::: EXERCISE MATERIALS :::

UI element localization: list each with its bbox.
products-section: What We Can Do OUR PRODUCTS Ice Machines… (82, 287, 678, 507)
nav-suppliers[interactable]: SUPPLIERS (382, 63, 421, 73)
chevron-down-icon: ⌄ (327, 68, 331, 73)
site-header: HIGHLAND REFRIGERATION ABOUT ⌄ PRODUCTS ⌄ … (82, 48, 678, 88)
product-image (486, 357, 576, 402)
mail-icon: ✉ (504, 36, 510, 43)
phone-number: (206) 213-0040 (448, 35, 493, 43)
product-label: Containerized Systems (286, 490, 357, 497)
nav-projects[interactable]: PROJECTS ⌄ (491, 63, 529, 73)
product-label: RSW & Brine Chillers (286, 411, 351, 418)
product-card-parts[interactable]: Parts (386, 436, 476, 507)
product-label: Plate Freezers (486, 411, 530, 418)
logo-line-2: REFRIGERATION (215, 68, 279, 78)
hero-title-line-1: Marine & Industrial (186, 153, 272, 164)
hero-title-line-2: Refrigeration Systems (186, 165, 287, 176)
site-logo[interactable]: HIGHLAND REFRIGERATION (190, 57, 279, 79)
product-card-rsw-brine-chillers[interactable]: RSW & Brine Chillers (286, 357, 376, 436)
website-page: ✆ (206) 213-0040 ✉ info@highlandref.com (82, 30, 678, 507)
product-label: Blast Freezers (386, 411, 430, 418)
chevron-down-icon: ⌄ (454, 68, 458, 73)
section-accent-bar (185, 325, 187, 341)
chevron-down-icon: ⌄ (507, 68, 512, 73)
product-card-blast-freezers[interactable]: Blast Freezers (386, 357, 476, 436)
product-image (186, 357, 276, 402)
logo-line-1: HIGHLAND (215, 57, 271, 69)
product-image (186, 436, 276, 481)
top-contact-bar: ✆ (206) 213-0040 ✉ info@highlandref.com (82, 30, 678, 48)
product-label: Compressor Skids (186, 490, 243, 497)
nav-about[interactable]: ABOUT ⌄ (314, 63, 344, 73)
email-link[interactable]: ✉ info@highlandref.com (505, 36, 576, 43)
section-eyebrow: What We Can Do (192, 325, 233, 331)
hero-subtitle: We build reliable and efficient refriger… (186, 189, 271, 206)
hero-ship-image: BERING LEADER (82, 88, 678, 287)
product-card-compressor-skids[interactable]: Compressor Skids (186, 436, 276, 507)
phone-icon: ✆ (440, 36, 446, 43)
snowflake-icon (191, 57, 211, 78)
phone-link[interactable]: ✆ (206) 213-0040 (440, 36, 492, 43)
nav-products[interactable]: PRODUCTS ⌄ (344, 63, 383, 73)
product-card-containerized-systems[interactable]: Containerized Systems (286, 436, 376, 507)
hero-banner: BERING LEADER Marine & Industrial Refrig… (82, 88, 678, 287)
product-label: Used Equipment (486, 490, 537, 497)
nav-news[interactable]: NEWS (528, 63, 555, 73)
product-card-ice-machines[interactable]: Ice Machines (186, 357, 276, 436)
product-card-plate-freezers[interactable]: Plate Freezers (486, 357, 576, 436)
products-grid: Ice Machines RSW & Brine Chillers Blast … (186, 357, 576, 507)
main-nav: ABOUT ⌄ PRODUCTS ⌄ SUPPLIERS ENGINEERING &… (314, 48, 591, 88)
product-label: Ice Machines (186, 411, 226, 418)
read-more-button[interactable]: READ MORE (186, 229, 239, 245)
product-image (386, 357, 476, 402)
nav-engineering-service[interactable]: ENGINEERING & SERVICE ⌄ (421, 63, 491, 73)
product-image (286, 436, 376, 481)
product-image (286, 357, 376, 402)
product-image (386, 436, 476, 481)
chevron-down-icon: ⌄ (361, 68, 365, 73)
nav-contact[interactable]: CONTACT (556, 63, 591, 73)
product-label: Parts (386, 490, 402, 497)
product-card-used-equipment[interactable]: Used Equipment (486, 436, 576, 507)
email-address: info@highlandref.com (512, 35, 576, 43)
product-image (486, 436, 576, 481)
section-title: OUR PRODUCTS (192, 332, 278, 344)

:::

_TASK REQUIREMENTS_: Return verbatim every line from the first row through the line containing "product-label: RSW &", inclusive.

_COMPLETED EXERCISE_:
UI element localization: list each with its bbox.
products-section: What We Can Do OUR PRODUCTS Ice Machines… (82, 287, 678, 507)
nav-suppliers[interactable]: SUPPLIERS (382, 63, 421, 73)
chevron-down-icon: ⌄ (327, 68, 331, 73)
site-header: HIGHLAND REFRIGERATION ABOUT ⌄ PRODUCTS ⌄ … (82, 48, 678, 88)
product-image (486, 357, 576, 402)
mail-icon: ✉ (504, 36, 510, 43)
phone-number: (206) 213-0040 (448, 35, 493, 43)
product-label: Containerized Systems (286, 490, 357, 497)
nav-projects[interactable]: PROJECTS ⌄ (491, 63, 529, 73)
product-label: RSW & Brine Chillers (286, 411, 351, 418)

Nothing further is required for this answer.